## Your assignment
Return each line in the records below that includes "Common".

****

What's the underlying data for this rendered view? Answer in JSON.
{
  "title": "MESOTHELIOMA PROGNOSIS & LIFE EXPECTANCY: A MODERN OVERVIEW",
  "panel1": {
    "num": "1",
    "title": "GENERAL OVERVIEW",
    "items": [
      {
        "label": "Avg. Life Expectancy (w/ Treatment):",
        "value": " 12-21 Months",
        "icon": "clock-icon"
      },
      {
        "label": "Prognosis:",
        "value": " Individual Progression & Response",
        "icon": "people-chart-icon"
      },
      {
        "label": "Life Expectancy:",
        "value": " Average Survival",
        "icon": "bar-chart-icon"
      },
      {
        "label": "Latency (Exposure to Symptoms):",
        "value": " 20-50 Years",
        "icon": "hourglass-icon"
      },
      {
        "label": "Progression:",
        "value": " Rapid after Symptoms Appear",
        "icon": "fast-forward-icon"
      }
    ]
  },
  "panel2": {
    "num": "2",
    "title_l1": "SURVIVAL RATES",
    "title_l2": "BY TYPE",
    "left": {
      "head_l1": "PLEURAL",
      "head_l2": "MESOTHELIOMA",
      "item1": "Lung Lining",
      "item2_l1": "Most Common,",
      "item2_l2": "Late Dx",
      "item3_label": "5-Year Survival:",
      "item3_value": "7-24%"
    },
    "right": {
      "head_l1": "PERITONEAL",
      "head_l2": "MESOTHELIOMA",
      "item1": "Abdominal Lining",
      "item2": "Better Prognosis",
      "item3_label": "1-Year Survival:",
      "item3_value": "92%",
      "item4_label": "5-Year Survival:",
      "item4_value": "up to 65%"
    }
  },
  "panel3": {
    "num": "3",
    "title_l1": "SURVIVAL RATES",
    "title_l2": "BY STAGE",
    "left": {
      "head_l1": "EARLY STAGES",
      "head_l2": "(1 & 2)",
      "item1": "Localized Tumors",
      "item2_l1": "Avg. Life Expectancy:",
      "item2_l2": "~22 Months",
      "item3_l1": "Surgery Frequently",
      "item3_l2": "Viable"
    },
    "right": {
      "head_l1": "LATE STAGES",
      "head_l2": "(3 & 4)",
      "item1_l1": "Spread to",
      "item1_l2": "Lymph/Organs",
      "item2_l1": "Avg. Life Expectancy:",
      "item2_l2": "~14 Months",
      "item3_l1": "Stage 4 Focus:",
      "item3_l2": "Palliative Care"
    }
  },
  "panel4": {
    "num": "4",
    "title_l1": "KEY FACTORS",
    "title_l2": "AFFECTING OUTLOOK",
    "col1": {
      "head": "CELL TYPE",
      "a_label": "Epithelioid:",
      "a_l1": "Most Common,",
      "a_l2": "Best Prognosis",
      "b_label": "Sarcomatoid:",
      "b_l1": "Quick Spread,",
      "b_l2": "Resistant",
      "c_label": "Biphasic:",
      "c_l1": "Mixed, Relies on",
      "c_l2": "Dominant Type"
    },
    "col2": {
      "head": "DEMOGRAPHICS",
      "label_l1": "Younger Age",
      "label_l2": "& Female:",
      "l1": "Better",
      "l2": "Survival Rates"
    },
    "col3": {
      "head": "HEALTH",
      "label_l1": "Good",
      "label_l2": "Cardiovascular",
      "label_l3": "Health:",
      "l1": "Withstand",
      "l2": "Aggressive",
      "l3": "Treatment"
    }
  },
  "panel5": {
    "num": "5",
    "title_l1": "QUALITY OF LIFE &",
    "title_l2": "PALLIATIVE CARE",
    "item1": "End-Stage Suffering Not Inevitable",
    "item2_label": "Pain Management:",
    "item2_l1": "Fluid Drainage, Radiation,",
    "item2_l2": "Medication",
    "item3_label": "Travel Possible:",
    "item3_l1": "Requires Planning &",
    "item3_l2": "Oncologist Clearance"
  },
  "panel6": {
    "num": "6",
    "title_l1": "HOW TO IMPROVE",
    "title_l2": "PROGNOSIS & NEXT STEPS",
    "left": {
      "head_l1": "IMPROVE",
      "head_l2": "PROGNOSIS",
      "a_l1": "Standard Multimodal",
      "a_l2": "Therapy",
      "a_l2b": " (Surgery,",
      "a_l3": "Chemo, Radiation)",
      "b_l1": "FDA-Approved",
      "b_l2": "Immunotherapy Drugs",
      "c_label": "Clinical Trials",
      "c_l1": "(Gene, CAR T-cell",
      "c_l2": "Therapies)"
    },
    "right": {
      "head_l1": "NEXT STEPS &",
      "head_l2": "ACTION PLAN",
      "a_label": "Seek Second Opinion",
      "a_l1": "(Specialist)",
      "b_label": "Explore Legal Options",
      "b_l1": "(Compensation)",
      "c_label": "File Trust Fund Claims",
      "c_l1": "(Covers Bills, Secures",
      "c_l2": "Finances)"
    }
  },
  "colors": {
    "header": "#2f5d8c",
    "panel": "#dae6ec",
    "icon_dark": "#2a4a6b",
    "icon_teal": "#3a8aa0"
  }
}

****

## Solution for this exercise
      "item2_l1": "Most Common,",
      "a_l1": "Most Common,",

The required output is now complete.